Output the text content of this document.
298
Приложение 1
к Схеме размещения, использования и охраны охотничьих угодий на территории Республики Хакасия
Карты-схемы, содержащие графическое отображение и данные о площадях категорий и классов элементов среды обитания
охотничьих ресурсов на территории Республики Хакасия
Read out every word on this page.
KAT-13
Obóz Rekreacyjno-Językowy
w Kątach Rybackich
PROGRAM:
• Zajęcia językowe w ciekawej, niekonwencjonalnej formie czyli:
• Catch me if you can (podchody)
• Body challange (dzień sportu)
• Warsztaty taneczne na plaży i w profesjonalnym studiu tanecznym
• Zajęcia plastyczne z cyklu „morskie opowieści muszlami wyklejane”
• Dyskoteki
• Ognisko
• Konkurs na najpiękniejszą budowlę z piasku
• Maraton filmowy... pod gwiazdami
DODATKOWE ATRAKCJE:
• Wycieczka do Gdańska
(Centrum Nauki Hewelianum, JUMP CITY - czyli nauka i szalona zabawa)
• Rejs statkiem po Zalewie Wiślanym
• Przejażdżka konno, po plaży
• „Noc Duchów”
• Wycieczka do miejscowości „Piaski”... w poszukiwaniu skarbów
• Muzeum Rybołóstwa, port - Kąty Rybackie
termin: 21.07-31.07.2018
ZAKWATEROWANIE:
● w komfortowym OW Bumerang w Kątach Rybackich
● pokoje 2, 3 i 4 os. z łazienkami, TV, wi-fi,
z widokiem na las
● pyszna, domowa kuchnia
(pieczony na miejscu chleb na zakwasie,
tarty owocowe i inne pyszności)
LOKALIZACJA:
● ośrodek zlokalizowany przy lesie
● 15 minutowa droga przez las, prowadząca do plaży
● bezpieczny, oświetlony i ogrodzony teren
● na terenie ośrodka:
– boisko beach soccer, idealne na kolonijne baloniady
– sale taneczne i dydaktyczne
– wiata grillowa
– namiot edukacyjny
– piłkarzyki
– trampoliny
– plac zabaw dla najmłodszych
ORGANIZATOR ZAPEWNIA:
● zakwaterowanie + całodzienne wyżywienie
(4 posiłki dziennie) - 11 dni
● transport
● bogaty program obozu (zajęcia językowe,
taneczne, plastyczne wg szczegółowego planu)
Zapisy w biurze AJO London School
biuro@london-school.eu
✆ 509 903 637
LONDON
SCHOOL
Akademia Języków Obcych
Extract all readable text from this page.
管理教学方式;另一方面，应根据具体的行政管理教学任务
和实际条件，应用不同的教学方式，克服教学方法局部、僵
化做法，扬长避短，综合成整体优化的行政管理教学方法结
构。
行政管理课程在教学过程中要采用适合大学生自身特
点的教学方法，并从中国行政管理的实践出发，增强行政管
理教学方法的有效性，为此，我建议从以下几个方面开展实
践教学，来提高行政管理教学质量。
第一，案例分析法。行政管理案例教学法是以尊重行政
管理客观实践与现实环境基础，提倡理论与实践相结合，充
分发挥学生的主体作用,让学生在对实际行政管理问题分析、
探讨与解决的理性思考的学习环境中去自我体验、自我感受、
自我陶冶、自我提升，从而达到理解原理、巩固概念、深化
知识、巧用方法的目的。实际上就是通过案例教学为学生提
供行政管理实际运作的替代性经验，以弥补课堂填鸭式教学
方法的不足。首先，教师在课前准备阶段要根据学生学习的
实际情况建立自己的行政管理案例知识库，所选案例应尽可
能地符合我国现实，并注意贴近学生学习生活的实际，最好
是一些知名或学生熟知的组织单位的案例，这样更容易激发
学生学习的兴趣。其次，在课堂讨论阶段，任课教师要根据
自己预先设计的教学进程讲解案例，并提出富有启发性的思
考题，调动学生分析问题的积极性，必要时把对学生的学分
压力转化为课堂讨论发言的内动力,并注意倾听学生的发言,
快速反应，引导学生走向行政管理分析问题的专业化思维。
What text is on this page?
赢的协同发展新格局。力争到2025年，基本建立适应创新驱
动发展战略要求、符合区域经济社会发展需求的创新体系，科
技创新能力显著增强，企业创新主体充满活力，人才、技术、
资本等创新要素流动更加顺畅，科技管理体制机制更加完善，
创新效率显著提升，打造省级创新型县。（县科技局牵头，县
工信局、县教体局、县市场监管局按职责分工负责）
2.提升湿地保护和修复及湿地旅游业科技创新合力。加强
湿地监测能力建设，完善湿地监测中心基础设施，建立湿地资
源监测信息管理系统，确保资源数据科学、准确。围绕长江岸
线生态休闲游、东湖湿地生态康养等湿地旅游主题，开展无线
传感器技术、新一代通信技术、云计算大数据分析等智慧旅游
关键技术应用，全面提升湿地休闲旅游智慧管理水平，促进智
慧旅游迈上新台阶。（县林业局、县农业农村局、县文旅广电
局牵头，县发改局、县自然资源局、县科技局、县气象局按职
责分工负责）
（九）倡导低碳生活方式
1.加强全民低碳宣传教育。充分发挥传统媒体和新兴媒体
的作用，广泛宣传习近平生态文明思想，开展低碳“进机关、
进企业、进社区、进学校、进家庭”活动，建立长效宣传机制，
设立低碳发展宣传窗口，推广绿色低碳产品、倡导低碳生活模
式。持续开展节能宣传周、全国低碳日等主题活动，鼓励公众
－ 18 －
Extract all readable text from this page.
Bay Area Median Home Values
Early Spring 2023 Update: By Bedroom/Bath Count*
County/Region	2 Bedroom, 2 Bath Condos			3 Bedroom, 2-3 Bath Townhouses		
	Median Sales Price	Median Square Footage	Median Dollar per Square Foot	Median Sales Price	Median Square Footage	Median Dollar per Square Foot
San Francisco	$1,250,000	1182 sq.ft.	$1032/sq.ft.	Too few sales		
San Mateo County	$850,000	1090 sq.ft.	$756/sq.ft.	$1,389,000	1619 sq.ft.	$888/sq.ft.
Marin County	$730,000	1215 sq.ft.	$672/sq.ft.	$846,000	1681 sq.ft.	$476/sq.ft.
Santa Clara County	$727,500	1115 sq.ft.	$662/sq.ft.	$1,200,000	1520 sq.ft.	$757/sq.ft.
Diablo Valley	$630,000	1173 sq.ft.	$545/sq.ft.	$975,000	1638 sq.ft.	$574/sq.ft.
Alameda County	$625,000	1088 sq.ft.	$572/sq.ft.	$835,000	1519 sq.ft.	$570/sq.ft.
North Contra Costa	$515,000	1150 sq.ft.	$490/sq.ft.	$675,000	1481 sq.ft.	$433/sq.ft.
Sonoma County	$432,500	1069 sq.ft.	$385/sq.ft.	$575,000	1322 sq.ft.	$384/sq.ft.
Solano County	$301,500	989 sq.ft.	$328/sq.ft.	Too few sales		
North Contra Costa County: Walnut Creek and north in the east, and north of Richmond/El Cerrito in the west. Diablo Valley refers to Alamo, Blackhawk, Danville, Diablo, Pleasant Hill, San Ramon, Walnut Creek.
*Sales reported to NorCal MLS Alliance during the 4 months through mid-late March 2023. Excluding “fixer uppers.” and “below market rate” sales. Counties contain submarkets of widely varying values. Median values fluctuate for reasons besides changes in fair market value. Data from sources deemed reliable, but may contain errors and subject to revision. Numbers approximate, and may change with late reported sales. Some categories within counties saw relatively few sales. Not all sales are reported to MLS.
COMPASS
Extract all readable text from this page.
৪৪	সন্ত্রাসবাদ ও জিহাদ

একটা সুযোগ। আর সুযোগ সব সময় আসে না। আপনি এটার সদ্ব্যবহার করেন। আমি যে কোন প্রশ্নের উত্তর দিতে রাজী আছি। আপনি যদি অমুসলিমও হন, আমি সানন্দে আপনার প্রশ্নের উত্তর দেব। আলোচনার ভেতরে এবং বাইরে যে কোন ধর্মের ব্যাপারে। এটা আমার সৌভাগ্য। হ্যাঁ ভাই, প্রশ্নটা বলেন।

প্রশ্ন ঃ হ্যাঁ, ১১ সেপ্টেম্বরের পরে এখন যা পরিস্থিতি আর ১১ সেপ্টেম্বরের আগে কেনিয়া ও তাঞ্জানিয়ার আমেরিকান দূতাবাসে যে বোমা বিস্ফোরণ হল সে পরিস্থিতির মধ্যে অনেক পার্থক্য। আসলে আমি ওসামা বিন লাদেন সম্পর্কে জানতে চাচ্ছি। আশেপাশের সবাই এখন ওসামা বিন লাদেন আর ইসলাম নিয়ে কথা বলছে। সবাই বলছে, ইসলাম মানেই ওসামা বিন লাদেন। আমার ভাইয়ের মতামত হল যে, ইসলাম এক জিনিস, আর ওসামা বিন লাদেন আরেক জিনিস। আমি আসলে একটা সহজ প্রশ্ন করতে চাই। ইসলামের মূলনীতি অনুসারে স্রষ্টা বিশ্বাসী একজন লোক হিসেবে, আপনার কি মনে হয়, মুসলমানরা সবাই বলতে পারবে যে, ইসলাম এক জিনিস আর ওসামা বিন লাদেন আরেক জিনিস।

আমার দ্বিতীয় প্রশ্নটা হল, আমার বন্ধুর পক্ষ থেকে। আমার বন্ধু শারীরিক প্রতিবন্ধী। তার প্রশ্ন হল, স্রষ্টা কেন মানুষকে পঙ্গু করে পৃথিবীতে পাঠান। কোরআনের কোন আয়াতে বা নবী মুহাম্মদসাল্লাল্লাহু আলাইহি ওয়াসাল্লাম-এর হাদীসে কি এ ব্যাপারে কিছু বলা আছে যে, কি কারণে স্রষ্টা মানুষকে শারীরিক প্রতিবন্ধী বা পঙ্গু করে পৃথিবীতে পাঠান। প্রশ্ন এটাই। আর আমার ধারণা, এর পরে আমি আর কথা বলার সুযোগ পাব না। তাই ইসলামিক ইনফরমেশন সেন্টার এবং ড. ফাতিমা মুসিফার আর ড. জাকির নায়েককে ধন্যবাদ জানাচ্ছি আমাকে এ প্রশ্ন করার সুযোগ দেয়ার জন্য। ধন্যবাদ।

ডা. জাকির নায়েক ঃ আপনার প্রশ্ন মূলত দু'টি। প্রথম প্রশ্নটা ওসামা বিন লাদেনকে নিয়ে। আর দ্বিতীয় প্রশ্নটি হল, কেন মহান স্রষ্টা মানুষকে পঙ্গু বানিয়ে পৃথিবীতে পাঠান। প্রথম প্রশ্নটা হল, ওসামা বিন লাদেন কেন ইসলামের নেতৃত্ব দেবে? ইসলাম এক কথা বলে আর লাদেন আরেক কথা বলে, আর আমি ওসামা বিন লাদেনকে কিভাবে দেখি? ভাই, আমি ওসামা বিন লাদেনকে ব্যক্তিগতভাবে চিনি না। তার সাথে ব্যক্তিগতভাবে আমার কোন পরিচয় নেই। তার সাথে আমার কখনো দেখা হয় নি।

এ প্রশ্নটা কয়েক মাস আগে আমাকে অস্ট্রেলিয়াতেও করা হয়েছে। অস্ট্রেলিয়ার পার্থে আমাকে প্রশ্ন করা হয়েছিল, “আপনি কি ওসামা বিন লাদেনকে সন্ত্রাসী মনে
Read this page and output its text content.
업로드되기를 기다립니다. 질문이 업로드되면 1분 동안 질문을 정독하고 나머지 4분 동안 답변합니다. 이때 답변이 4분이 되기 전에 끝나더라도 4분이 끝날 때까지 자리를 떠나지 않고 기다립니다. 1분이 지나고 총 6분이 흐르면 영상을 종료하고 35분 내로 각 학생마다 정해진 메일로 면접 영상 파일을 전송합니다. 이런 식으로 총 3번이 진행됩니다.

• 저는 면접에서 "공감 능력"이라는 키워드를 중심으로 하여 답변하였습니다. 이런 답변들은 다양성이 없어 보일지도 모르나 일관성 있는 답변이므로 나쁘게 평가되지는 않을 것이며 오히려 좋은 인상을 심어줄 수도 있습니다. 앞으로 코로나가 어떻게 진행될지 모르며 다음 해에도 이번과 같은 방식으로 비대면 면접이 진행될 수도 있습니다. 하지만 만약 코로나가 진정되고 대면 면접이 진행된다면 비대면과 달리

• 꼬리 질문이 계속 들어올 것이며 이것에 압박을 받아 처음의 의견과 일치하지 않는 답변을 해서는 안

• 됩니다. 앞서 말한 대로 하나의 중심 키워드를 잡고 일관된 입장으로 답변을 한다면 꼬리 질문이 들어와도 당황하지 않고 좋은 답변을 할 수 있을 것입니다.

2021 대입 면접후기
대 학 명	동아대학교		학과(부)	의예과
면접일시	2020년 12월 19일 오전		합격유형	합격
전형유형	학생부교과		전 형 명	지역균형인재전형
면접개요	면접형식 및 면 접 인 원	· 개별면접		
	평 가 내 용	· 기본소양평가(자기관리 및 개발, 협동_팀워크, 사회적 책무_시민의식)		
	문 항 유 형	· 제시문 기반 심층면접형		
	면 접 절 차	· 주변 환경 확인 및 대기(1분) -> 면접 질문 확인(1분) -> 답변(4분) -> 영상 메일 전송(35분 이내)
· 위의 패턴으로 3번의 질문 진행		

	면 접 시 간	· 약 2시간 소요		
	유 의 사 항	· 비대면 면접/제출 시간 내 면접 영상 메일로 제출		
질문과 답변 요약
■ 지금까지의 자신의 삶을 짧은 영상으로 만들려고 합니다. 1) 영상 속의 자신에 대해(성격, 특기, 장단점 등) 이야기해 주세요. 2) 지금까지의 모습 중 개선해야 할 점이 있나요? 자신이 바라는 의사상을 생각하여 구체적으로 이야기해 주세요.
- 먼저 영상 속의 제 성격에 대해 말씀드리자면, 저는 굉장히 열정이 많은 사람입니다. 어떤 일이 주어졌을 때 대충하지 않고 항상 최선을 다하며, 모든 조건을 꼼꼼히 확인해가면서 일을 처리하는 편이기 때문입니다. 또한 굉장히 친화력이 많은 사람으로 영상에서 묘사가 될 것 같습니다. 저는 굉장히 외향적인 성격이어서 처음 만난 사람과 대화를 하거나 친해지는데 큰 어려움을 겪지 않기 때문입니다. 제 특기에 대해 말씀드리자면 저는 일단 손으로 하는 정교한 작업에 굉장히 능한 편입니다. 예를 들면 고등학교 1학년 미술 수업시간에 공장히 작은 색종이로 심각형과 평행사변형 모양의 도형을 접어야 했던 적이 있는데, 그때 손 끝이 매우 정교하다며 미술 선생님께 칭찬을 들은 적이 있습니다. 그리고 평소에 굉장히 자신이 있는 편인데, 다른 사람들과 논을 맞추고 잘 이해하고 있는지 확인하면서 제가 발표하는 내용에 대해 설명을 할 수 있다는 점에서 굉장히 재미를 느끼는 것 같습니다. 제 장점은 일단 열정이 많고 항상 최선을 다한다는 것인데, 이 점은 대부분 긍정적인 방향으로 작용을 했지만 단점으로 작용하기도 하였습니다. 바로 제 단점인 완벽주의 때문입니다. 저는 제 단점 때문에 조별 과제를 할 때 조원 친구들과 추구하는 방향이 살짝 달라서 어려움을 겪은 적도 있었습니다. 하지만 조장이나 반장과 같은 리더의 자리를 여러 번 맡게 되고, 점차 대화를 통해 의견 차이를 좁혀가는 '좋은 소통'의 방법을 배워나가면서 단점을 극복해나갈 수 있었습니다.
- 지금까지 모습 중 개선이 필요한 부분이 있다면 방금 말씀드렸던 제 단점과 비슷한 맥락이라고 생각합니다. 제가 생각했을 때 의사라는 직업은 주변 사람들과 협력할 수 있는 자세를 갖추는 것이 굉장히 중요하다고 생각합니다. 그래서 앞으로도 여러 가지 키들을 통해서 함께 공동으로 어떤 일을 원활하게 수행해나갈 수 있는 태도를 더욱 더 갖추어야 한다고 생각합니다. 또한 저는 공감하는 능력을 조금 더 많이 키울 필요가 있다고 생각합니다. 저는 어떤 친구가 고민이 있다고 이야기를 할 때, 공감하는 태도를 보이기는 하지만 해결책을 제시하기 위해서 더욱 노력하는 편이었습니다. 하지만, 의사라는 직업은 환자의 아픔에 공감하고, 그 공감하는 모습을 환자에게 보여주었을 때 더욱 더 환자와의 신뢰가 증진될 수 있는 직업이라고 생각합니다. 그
####################
What you have to do: Identify all lines in the records above with the word "czyli".

The output:
• Zajęcia językowe w ciekawej, niekonwencjonalnej formie czyli:
(Centrum Nauki Hewelianum, JUMP CITY - czyli nauka i szalona zabawa)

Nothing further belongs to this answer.